BEGIN Information given

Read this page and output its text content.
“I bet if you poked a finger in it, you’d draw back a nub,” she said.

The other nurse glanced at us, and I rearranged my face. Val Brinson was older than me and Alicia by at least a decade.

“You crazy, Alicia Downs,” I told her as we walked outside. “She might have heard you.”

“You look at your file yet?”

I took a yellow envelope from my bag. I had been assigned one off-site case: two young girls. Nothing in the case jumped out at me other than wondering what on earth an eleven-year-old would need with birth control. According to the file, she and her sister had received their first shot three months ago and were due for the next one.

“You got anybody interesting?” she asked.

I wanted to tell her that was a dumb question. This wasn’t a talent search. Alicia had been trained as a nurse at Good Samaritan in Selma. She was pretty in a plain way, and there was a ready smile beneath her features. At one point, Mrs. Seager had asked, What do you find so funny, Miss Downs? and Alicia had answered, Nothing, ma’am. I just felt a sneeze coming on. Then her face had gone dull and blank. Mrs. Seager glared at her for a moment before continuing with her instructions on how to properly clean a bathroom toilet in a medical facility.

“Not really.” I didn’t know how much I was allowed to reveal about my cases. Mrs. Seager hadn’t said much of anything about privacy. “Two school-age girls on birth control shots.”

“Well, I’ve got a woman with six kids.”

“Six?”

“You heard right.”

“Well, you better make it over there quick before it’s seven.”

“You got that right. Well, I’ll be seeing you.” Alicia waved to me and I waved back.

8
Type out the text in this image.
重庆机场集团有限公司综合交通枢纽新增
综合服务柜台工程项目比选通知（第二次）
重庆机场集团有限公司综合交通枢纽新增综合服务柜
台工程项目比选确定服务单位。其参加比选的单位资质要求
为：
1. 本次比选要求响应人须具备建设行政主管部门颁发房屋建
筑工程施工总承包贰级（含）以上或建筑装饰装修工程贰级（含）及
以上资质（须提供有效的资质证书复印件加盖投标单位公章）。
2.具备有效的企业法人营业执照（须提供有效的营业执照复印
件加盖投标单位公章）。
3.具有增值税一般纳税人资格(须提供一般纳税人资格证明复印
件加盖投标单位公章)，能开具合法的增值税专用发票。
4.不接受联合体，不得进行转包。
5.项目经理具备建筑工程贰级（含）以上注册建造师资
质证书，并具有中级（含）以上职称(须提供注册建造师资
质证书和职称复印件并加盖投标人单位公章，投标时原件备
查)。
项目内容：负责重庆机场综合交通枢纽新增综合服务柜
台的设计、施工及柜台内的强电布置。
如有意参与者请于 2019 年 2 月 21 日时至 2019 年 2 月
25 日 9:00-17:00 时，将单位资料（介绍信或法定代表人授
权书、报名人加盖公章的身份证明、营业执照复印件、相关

END Information given

• **Aim**
Set down all of the entries exactly, please.

• **Correct answer**
Read this page and output its text content.
“I bet if you poked a finger in it, you’d draw back a nub,” she said.

The other nurse glanced at us, and I rearranged my face. Val Brinson was older than me and Alicia by at least a decade.

“You crazy, Alicia Downs,” I told her as we walked outside. “She might have heard you.”

“You look at your file yet?”

I took a yellow envelope from my bag. I had been assigned one off-site case: two young girls. Nothing in the case jumped out at me other than wondering what on earth an eleven-year-old would need with birth control. According to the file, she and her sister had received their first shot three months ago and were due for the next one.

“You got anybody interesting?” she asked.

I wanted to tell her that was a dumb question. This wasn’t a talent search. Alicia had been trained as a nurse at Good Samaritan in Selma. She was pretty in a plain way, and there was a ready smile beneath her features. At one point, Mrs. Seager had asked, What do you find so funny, Miss Downs? and Alicia had answered, Nothing, ma’am. I just felt a sneeze coming on. Then her face had gone dull and blank. Mrs. Seager glared at her for a moment before continuing with her instructions on how to properly clean a bathroom toilet in a medical facility.

“Not really.” I didn’t know how much I was allowed to reveal about my cases. Mrs. Seager hadn’t said much of anything about privacy. “Two school-age girls on birth control shots.”

“Well, I’ve got a woman with six kids.”

“Six?”

“You heard right.”

“Well, you better make it over there quick before it’s seven.”

“You got that right. Well, I’ll be seeing you.” Alicia waved to me and I waved back.

8
Type out the text in this image.
重庆机场集团有限公司综合交通枢纽新增
综合服务柜台工程项目比选通知（第二次）
重庆机场集团有限公司综合交通枢纽新增综合服务柜
台工程项目比选确定服务单位。其参加比选的单位资质要求
为：
1. 本次比选要求响应人须具备建设行政主管部门颁发房屋建
筑工程施工总承包贰级（含）以上或建筑装饰装修工程贰级（含）及
以上资质（须提供有效的资质证书复印件加盖投标单位公章）。
2.具备有效的企业法人营业执照（须提供有效的营业执照复印
件加盖投标单位公章）。
3.具有增值税一般纳税人资格(须提供一般纳税人资格证明复印
件加盖投标单位公章)，能开具合法的增值税专用发票。
4.不接受联合体，不得进行转包。
5.项目经理具备建筑工程贰级（含）以上注册建造师资
质证书，并具有中级（含）以上职称(须提供注册建造师资
质证书和职称复印件并加盖投标人单位公章，投标时原件备
查)。
项目内容：负责重庆机场综合交通枢纽新增综合服务柜
台的设计、施工及柜台内的强电布置。
如有意参与者请于 2019 年 2 月 21 日时至 2019 年 2 月
25 日 9:00-17:00 时，将单位资料（介绍信或法定代表人授
权书、报名人加盖公章的身份证明、营业执照复印件、相关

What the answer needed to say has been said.